● THE EXERCISE:
Only lines with the word "text" are needed; collect each of them from the listing below.

● PROVIDED MATERIAL:

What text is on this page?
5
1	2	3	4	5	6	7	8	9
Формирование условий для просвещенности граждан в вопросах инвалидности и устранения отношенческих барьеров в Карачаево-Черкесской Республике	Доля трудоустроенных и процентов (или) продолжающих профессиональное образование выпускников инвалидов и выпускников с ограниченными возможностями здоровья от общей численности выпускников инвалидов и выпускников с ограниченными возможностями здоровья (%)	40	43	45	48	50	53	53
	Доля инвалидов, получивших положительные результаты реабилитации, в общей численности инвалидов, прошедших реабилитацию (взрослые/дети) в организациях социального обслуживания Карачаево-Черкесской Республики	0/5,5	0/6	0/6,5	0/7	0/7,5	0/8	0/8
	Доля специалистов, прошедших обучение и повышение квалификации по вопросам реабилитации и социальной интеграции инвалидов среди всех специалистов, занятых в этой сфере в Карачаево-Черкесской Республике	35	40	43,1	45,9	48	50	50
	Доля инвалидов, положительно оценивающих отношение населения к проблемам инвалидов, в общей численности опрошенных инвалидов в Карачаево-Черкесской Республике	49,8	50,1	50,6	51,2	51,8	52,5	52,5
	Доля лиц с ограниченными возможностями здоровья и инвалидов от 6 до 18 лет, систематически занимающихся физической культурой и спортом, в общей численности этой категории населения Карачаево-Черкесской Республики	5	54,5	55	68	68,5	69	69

==

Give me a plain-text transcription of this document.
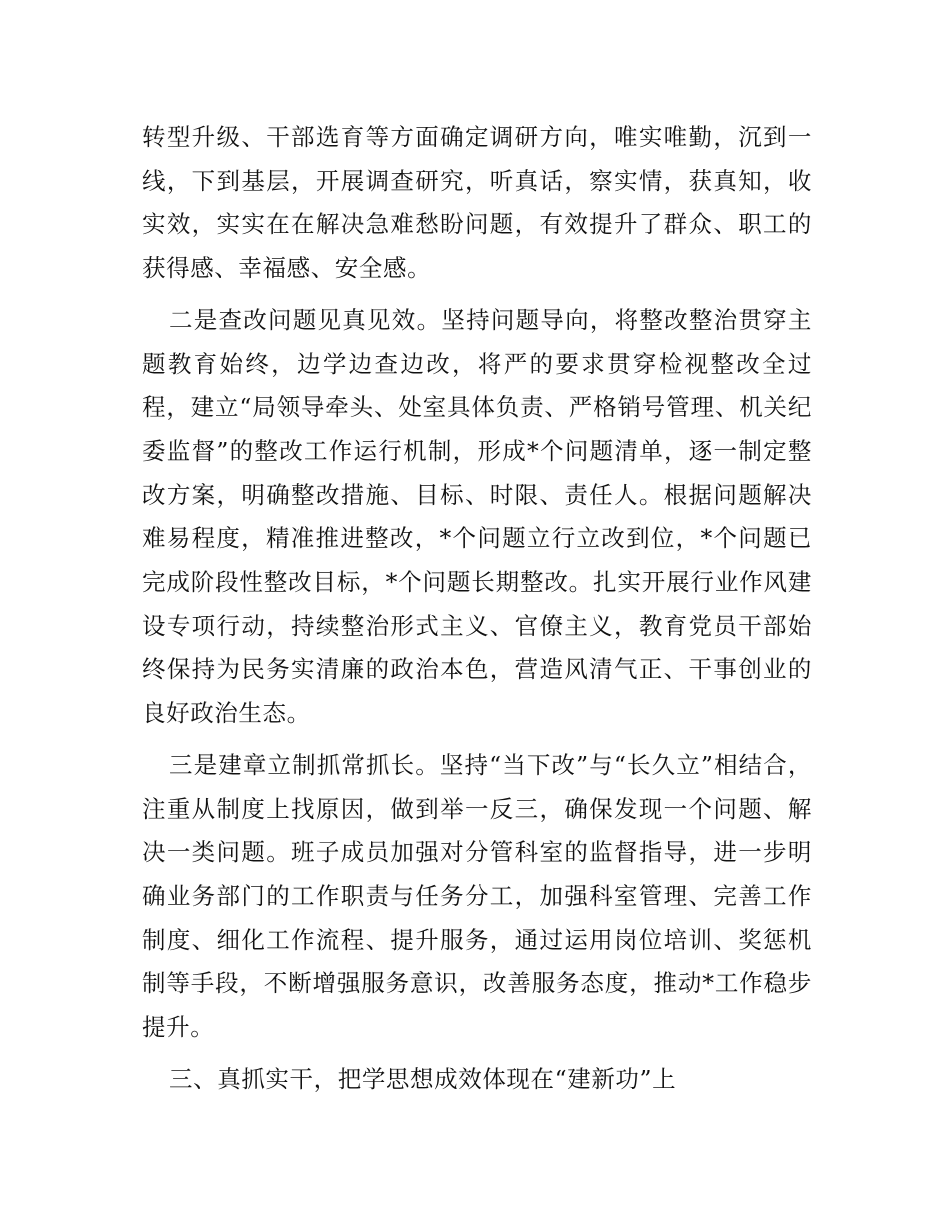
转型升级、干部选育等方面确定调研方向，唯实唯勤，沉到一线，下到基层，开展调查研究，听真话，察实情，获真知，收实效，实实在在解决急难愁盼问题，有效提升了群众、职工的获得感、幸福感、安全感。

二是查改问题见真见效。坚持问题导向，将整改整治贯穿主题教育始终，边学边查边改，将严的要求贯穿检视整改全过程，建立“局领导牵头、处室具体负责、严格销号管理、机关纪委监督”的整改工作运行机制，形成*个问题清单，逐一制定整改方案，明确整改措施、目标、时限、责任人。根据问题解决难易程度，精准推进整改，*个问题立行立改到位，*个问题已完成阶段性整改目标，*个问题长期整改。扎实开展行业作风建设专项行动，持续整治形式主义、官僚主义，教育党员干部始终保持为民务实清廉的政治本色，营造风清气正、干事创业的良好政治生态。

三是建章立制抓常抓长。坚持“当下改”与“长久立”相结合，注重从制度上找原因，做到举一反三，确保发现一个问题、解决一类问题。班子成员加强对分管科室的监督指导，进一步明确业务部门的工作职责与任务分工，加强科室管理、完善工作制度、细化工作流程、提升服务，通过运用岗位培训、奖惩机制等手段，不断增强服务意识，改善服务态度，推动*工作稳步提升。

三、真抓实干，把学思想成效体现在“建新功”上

● WRITTEN ANSWER:
What text is on this page?
Give me a plain-text transcription of this document.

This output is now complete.